--- START OF ROWS ---

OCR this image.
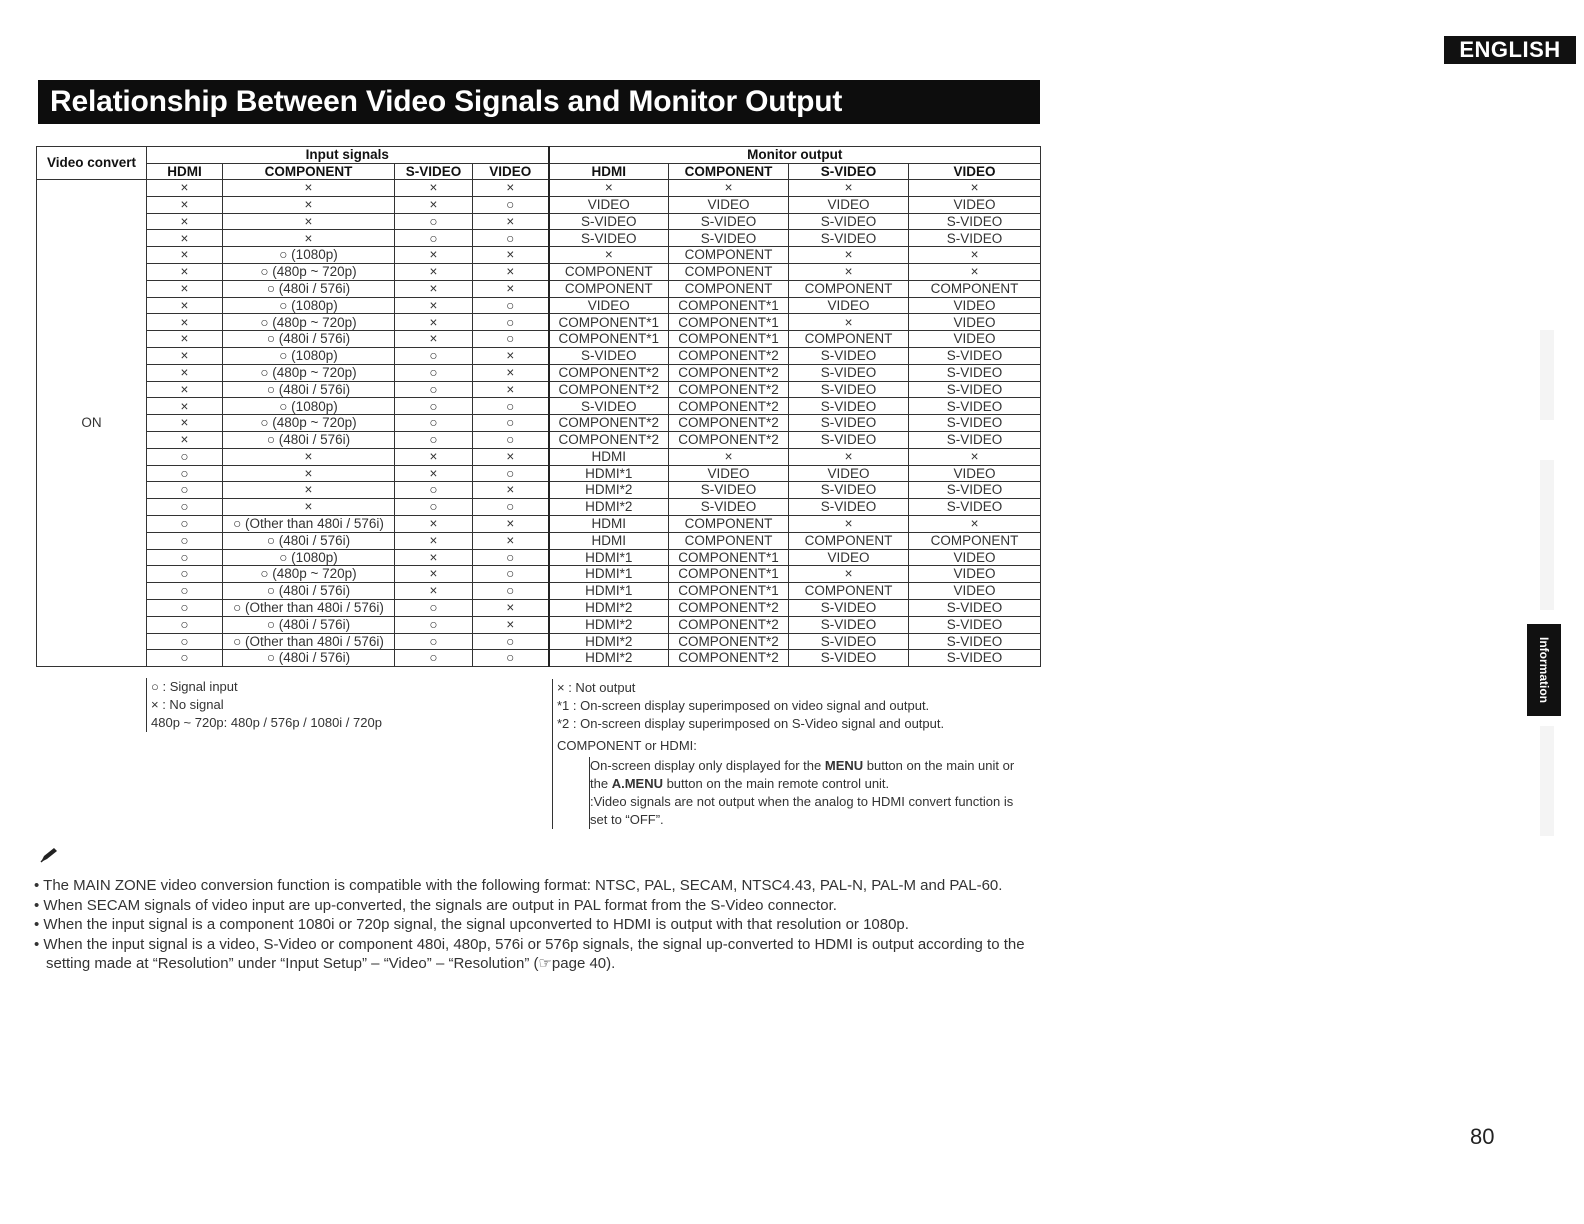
ENGLISH
Relationship Between Video Signals and Monitor Output
Video convert	Input signals				Monitor output			
	HDMI	COMPONENT	S-VIDEO	VIDEO	HDMI	COMPONENT	S-VIDEO	VIDEO
ON	×	×	×	×	×	×	×	×
	×	×	×	○	VIDEO	VIDEO	VIDEO	VIDEO
	×	×	○	×	S-VIDEO	S-VIDEO	S-VIDEO	S-VIDEO
	×	×	○	○	S-VIDEO	S-VIDEO	S-VIDEO	S-VIDEO
	×	○ (1080p)	×	×	×	COMPONENT	×	×
	×	○ (480p ~ 720p)	×	×	COMPONENT	COMPONENT	×	×
	×	○ (480i / 576i)	×	×	COMPONENT	COMPONENT	COMPONENT	COMPONENT
	×	○ (1080p)	×	○	VIDEO	COMPONENT*1	VIDEO	VIDEO
	×	○ (480p ~ 720p)	×	○	COMPONENT*1	COMPONENT*1	×	VIDEO
	×	○ (480i / 576i)	×	○	COMPONENT*1	COMPONENT*1	COMPONENT	VIDEO
	×	○ (1080p)	○	×	S-VIDEO	COMPONENT*2	S-VIDEO	S-VIDEO
	×	○ (480p ~ 720p)	○	×	COMPONENT*2	COMPONENT*2	S-VIDEO	S-VIDEO
	×	○ (480i / 576i)	○	×	COMPONENT*2	COMPONENT*2	S-VIDEO	S-VIDEO
	×	○ (1080p)	○	○	S-VIDEO	COMPONENT*2	S-VIDEO	S-VIDEO
	×	○ (480p ~ 720p)	○	○	COMPONENT*2	COMPONENT*2	S-VIDEO	S-VIDEO
	×	○ (480i / 576i)	○	○	COMPONENT*2	COMPONENT*2	S-VIDEO	S-VIDEO
	○	×	×	×	HDMI	×	×	×
	○	×	×	○	HDMI*1	VIDEO	VIDEO	VIDEO
	○	×	○	×	HDMI*2	S-VIDEO	S-VIDEO	S-VIDEO
	○	×	○	○	HDMI*2	S-VIDEO	S-VIDEO	S-VIDEO
	○	○ (Other than 480i / 576i)	×	×	HDMI	COMPONENT	×	×
	○	○ (480i / 576i)	×	×	HDMI	COMPONENT	COMPONENT	COMPONENT
	○	○ (1080p)	×	○	HDMI*1	COMPONENT*1	VIDEO	VIDEO
	○	○ (480p ~ 720p)	×	○	HDMI*1	COMPONENT*1	×	VIDEO
	○	○ (480i / 576i)	×	○	HDMI*1	COMPONENT*1	COMPONENT	VIDEO
	○	○ (Other than 480i / 576i)	○	×	HDMI*2	COMPONENT*2	S-VIDEO	S-VIDEO
	○	○ (480i / 576i)	○	×	HDMI*2	COMPONENT*2	S-VIDEO	S-VIDEO
	○	○ (Other than 480i / 576i)	○	○	HDMI*2	COMPONENT*2	S-VIDEO	S-VIDEO
	○	○ (480i / 576i)	○	○	HDMI*2	COMPONENT*2	S-VIDEO	S-VIDEO
○ : Signal input
× : No signal
480p ~ 720p: 480p / 576p / 1080i / 720p
× : Not output
*1 : On-screen display superimposed on video signal and output.
*2 : On-screen display superimposed on S-Video signal and output.
COMPONENT or HDMI:
On-screen display only displayed for the MENU button on the main unit or
the A.MENU button on the main remote control unit.
:Video signals are not output when the analog to HDMI convert function is
set to “OFF”.
• The MAIN ZONE video conversion function is compatible with the following format: NTSC, PAL, SECAM, NTSC4.43, PAL-N, PAL-M and PAL-60.
• When SECAM signals of video input are up-converted, the signals are output in PAL format from the S-Video connector.
• When the input signal is a component 1080i or 720p signal, the signal upconverted to HDMI is output with that resolution or 1080p.
• When the input signal is a video, S-Video or component 480i, 480p, 576i or 576p signals, the signal up-converted to HDMI is output according to the setting made at “Resolution” under “Input Setup” – “Video” – “Resolution” (☞page 40).
Information
80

--- END OF ROWS ---

WORK TO COMPLETE: Which lines hold the word "button"? Copy every one of them.

REPLY:
On-screen display only displayed for the MENU button on the main unit or
the A.MENU button on the main remote control unit.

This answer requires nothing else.